# Our 2 new does! (Picture added 1/11)



## Laurel_Haven (Oct 20, 2007)

Yesterday my daughter and I went and picked up two new does. So I thought I would share with you all our two newest additions to the Laurel Haven herd.

The first doe is Nocturne, and she was well named as she is all black not a single white hair anywhere on her body. I just took this picture this evening and she is still a bit jumpy being new and all. I hope to get some good "setup" pictures once they settle in more. She comes to me bred to a handsome moon spotted buck and is due March 10th and had a positive ultrasound of at least twins. What a bonus, I am excited about this.









*Rosasharn HB Nocturne *
AGS/ADGA/NDGA Registered Nigerian Dwarf Doe 
Born on May 4, 2007

*Sire: Rosasharn TF Honey Bear *S *
SS: Rosasharn's Tom Fulery *S 
SD: ARMCH Rosasharn's Buckwheat Honey 3*D 3*M 'E'

*Dam: Rosasharn SS Unique 4*D AR*
DS: Rosasharn's TL Summer Sol *S
DD: ARMCH Rosasharn's Uni 3*D E

And this is the info of the buck she is bred to:

*Kids Corral CVF Triumph *

*Sire: Caesar's Villa TT Frankie *
SS: Split Creek Tyler The Man 
SD: ARMCH Caesar's Villa PN Flower Girl 3*D

*Dam: Pocket Sized PST Victory *
DS: Pocket Sized gN Presto 
DD: Pocket Sized M Starlight

We also picked up a second doe as I like to buy my goats in pairs since I quarantine them and I don't like for them to be alone for the two weeks. I feel they are less stressed when they come with a buddy. This is Betty... isn't she a flashy little girl.









*Gypsy Moon Bootleg Betty *
AGS/ADGA Registered Nigerian Dwarf Doe 
Born on April 25, 2008

*Sire: Rosasharn UP Papillon*S* 
SS: Rosasharn CH Uproar *S 
SD: Rosasharn's TL Mariposa 4*D AR

*Dam: Little Tot's Estate Danikan* (2007 JR CH)
DS: Rosasharn SS Sequoia *S 
DD: Woodhaven Farms Moon Dust

So there they are! I will get better pictures once they are more at ease, they have only been here for a day. But they are doing very well and already Betty is trusting us enough to love up on her. Nocturne is a little more leary but coming around enough to eat out of our hands. So that's a good sign. 
Anyway I just wanted to share our newest family members. :wink:


----------



## KW Farms (Jun 21, 2008)

*Re: Our 2 new does!*

Oh my goodness...they are beautiful! And what NICE bloodlines!! You got some goodies there!


----------



## toth boer goats (Jul 20, 2008)

*Re: Our 2 new does!*

nice girls...


----------



## kelebek (Oct 5, 2007)

*Re: Our 2 new does!*

Those girls are just amazing - congrats!!!


----------



## StaceyRosado (Oct 5, 2007)

*Re: Our 2 new does!*

they certainly contrast themselves. Congrats on the new additions!

Is that a recent pic of Triumph because she looks shaved :?


----------



## capriola-nd (Jul 6, 2008)

*Re: Our 2 new does!*

They are both very nice!! Congrats!!


----------



## Amos (Oct 2, 2008)

*Re: Our 2 new does!*

They are so pretty.. I love Betty, she is so pretty!


----------



## trob1 (Oct 5, 2007)
+---+
▶ [GIVEN EXERCISE 1]: Which registry abbreviations appear in the thread's registration lines for the does?
▶ [GIVEN EXERCISE 2]: Can you pull the thread's text from "So there they" to "a good sign." word for word?

▶ [SUPPLIED MATERIAL]:
+---+
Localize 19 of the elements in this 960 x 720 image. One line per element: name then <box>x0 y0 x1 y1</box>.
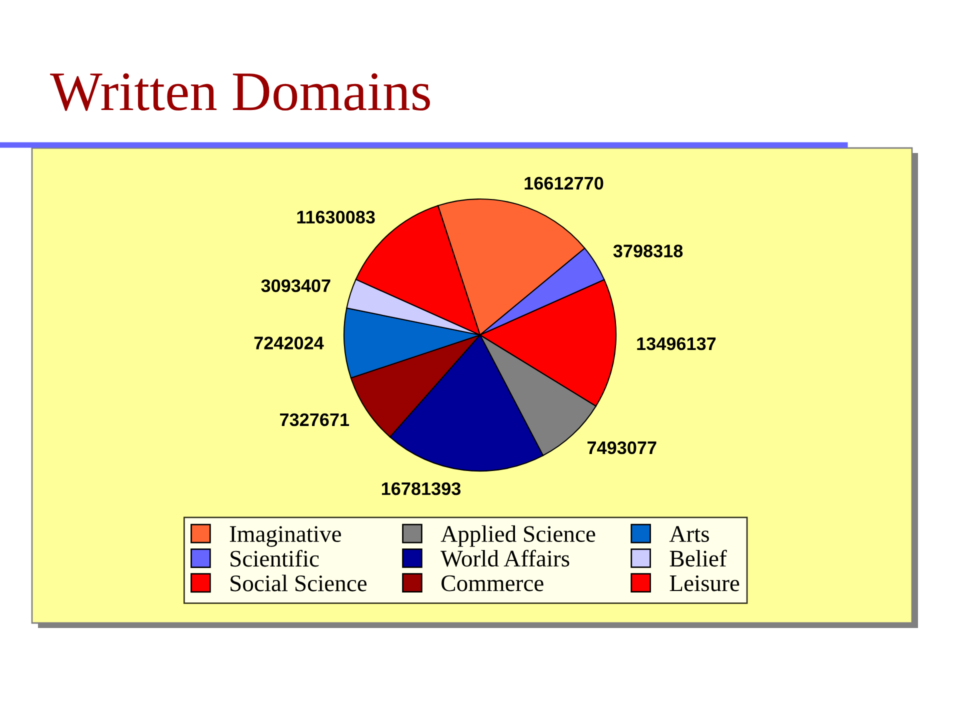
+---+
▶ [ANSWER 1]: AGS, ADGA, NDGA

▶ [ANSWER 2]:
So there they are! I will get better pictures once they are more at ease, they have only been here for a day. But they are doing very well and already Betty is trusting us enough to love up on her. Nocturne is a little more leary but coming around enough to eat out of our hands. So that's a good sign.